| SHORT TASK |
Look below. Copy each line that has "neuron" in it.

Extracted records
----
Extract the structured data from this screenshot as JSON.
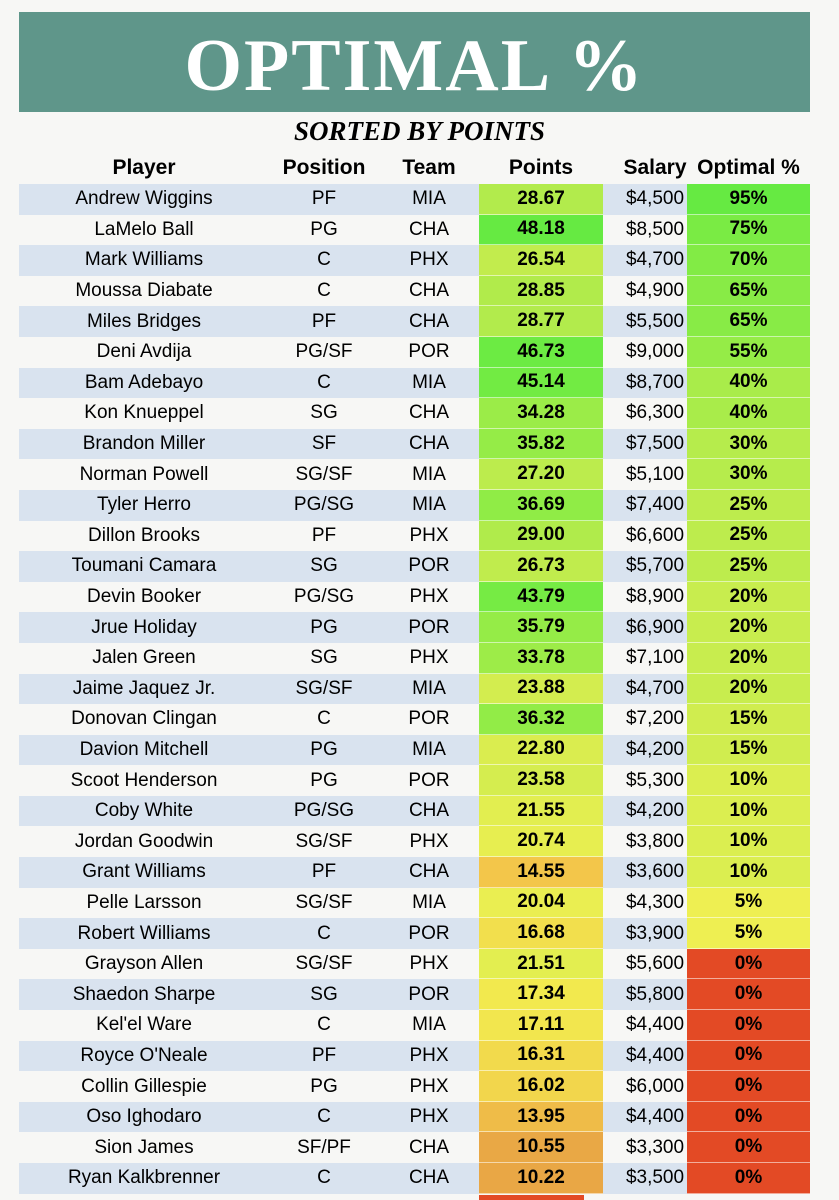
{
  "title": "OPTIMAL %",
  "subtitle": "SORTED BY POINTS",
  "headers": {
    "player": "Player",
    "position": "Position",
    "team": "Team",
    "points": "Points",
    "salary": "Salary",
    "optimal": "Optimal %"
  },
  "rows": [
    {
      "player": "Andrew Wiggins",
      "position": "PF",
      "team": "MIA",
      "points": "28.67",
      "salary": "$4,500",
      "optimal": "95%",
      "points_color": "#b2eb4c",
      "optimal_color": "#66ea42"
    },
    {
      "player": "LaMelo Ball",
      "position": "PG",
      "team": "CHA",
      "points": "48.18",
      "salary": "$8,500",
      "optimal": "75%",
      "points_color": "#66ea42",
      "optimal_color": "#7aeb44"
    },
    {
      "player": "Mark Williams",
      "position": "C",
      "team": "PHX",
      "points": "26.54",
      "salary": "$4,700",
      "optimal": "70%",
      "points_color": "#c2ec4d",
      "optimal_color": "#82eb45"
    },
    {
      "player": "Moussa Diabate",
      "position": "C",
      "team": "CHA",
      "points": "28.85",
      "salary": "$4,900",
      "optimal": "65%",
      "points_color": "#b1eb4b",
      "optimal_color": "#88eb46"
    },
    {
      "player": "Miles Bridges",
      "position": "PF",
      "team": "CHA",
      "points": "28.77",
      "salary": "$5,500",
      "optimal": "65%",
      "points_color": "#b2eb4c",
      "optimal_color": "#88eb46"
    },
    {
      "player": "Deni Avdija",
      "position": "PG/SF",
      "team": "POR",
      "points": "46.73",
      "salary": "$9,000",
      "optimal": "55%",
      "points_color": "#6ceb43",
      "optimal_color": "#95ec47"
    },
    {
      "player": "Bam Adebayo",
      "position": "C",
      "team": "MIA",
      "points": "45.14",
      "salary": "$8,700",
      "optimal": "40%",
      "points_color": "#72eb43",
      "optimal_color": "#a9ec4a"
    },
    {
      "player": "Kon Knueppel",
      "position": "SG",
      "team": "CHA",
      "points": "34.28",
      "salary": "$6,300",
      "optimal": "40%",
      "points_color": "#9bec48",
      "optimal_color": "#a9ec4a"
    },
    {
      "player": "Brandon Miller",
      "position": "SF",
      "team": "CHA",
      "points": "35.82",
      "salary": "$7,500",
      "optimal": "30%",
      "points_color": "#95ec47",
      "optimal_color": "#b6ec4c"
    },
    {
      "player": "Norman Powell",
      "position": "SG/SF",
      "team": "MIA",
      "points": "27.20",
      "salary": "$5,100",
      "optimal": "30%",
      "points_color": "#bcec4d",
      "optimal_color": "#b6ec4c"
    },
    {
      "player": "Tyler Herro",
      "position": "PG/SG",
      "team": "MIA",
      "points": "36.69",
      "salary": "$7,400",
      "optimal": "25%",
      "points_color": "#90ec46",
      "optimal_color": "#bdec4d"
    },
    {
      "player": "Dillon Brooks",
      "position": "PF",
      "team": "PHX",
      "points": "29.00",
      "salary": "$6,600",
      "optimal": "25%",
      "points_color": "#b0eb4b",
      "optimal_color": "#bdec4d"
    },
    {
      "player": "Toumani Camara",
      "position": "SG",
      "team": "POR",
      "points": "26.73",
      "salary": "$5,700",
      "optimal": "25%",
      "points_color": "#c0ec4d",
      "optimal_color": "#bdec4d"
    },
    {
      "player": "Devin Booker",
      "position": "PG/SG",
      "team": "PHX",
      "points": "43.79",
      "salary": "$8,900",
      "optimal": "20%",
      "points_color": "#76eb44",
      "optimal_color": "#c8ed4e"
    },
    {
      "player": "Jrue Holiday",
      "position": "PG",
      "team": "POR",
      "points": "35.79",
      "salary": "$6,900",
      "optimal": "20%",
      "points_color": "#95ec47",
      "optimal_color": "#c8ed4e"
    },
    {
      "player": "Jalen Green",
      "position": "SG",
      "team": "PHX",
      "points": "33.78",
      "salary": "$7,100",
      "optimal": "20%",
      "points_color": "#9dec48",
      "optimal_color": "#c8ed4e"
    },
    {
      "player": "Jaime Jaquez Jr.",
      "position": "SG/SF",
      "team": "MIA",
      "points": "23.88",
      "salary": "$4,700",
      "optimal": "20%",
      "points_color": "#d3ed4f",
      "optimal_color": "#c8ed4e"
    },
    {
      "player": "Donovan Clingan",
      "position": "C",
      "team": "POR",
      "points": "36.32",
      "salary": "$7,200",
      "optimal": "15%",
      "points_color": "#92ec47",
      "optimal_color": "#d0ed4f"
    },
    {
      "player": "Davion Mitchell",
      "position": "PG",
      "team": "MIA",
      "points": "22.80",
      "salary": "$4,200",
      "optimal": "15%",
      "points_color": "#daed4f",
      "optimal_color": "#d0ed4f"
    },
    {
      "player": "Scoot Henderson",
      "position": "PG",
      "team": "POR",
      "points": "23.58",
      "salary": "$5,300",
      "optimal": "10%",
      "points_color": "#d5ed4f",
      "optimal_color": "#dbee50"
    },
    {
      "player": "Coby White",
      "position": "PG/SG",
      "team": "CHA",
      "points": "21.55",
      "salary": "$4,200",
      "optimal": "10%",
      "points_color": "#e2ee50",
      "optimal_color": "#dbee50"
    },
    {
      "player": "Jordan Goodwin",
      "position": "SG/SF",
      "team": "PHX",
      "points": "20.74",
      "salary": "$3,800",
      "optimal": "10%",
      "points_color": "#e7ee50",
      "optimal_color": "#dbee50"
    },
    {
      "player": "Grant Williams",
      "position": "PF",
      "team": "CHA",
      "points": "14.55",
      "salary": "$3,600",
      "optimal": "10%",
      "points_color": "#f3c64a",
      "optimal_color": "#dbee50"
    },
    {
      "player": "Pelle Larsson",
      "position": "SG/SF",
      "team": "MIA",
      "points": "20.04",
      "salary": "$4,300",
      "optimal": "5%",
      "points_color": "#eaee51",
      "optimal_color": "#eeef52"
    },
    {
      "player": "Robert Williams",
      "position": "C",
      "team": "POR",
      "points": "16.68",
      "salary": "$3,900",
      "optimal": "5%",
      "points_color": "#f2df4d",
      "optimal_color": "#eeef52"
    },
    {
      "player": "Grayson Allen",
      "position": "SG/SF",
      "team": "PHX",
      "points": "21.51",
      "salary": "$5,600",
      "optimal": "0%",
      "points_color": "#e3ee50",
      "optimal_color": "#e34a25"
    },
    {
      "player": "Shaedon Sharpe",
      "position": "SG",
      "team": "POR",
      "points": "17.34",
      "salary": "$5,800",
      "optimal": "0%",
      "points_color": "#f2e94e",
      "optimal_color": "#e34a25"
    },
    {
      "player": "Kel'el Ware",
      "position": "C",
      "team": "MIA",
      "points": "17.11",
      "salary": "$4,400",
      "optimal": "0%",
      "points_color": "#f2e64e",
      "optimal_color": "#e34a25"
    },
    {
      "player": "Royce O'Neale",
      "position": "PF",
      "team": "PHX",
      "points": "16.31",
      "salary": "$4,400",
      "optimal": "0%",
      "points_color": "#f2da4c",
      "optimal_color": "#e34a25"
    },
    {
      "player": "Collin Gillespie",
      "position": "PG",
      "team": "PHX",
      "points": "16.02",
      "salary": "$6,000",
      "optimal": "0%",
      "points_color": "#f2d64c",
      "optimal_color": "#e34a25"
    },
    {
      "player": "Oso Ighodaro",
      "position": "C",
      "team": "PHX",
      "points": "13.95",
      "salary": "$4,400",
      "optimal": "0%",
      "points_color": "#efbc48",
      "optimal_color": "#e34a25"
    },
    {
      "player": "Sion James",
      "position": "SF/PF",
      "team": "CHA",
      "points": "10.55",
      "salary": "$3,300",
      "optimal": "0%",
      "points_color": "#e9a845",
      "optimal_color": "#e34a25"
    },
    {
      "player": "Ryan Kalkbrenner",
      "position": "C",
      "team": "CHA",
      "points": "10.22",
      "salary": "$3,500",
      "optimal": "0%",
      "points_color": "#e9a745",
      "optimal_color": "#e34a25"
    }
  ]
}
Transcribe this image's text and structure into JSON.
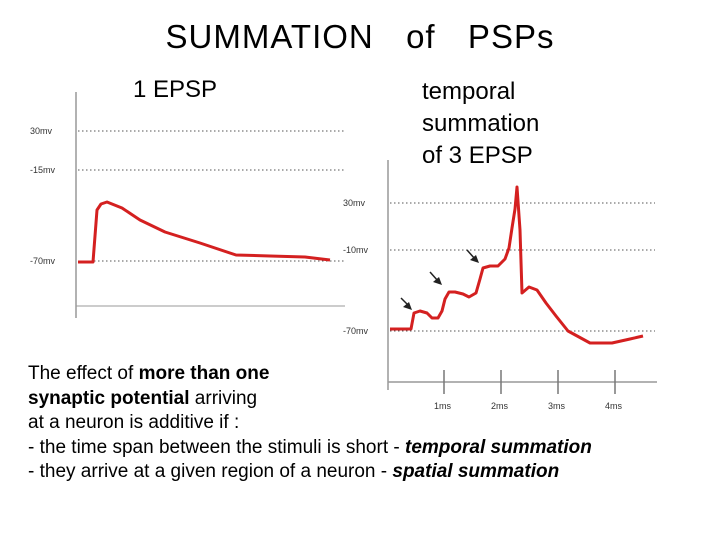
{
  "title": "SUMMATION  of  PSPs",
  "left_panel": {
    "label": "1 EPSP",
    "y_labels": [
      "30mv",
      "-15mv",
      "-70mv"
    ]
  },
  "right_panel": {
    "label_lines": [
      "temporal",
      "summation",
      "of 3 EPSP"
    ],
    "y_labels": [
      "30mv",
      "-10mv",
      "-70mv"
    ],
    "x_labels": [
      "1ms",
      "2ms",
      "3ms",
      "4ms"
    ]
  },
  "body_text": {
    "line1_pre": "The effect of ",
    "line1_bold": "more than one",
    "line2_bold": "synaptic potential",
    "line2_post": " arriving",
    "line3": "at a neuron is additive if :",
    "line4_pre": "- the time span between the stimuli is short - ",
    "line4_em": "temporal summation",
    "line5_pre": "- they arrive at a given region of a neuron - ",
    "line5_em": "spatial summation"
  },
  "colors": {
    "trace": "#d42020",
    "axis": "#999999",
    "gridline": "#555555"
  }
}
----
| EXERCISE ANSWER |
    "line3": "at a neuron is additive if :",
    "line5_pre": "- they arrive at a given region of a neuron - ",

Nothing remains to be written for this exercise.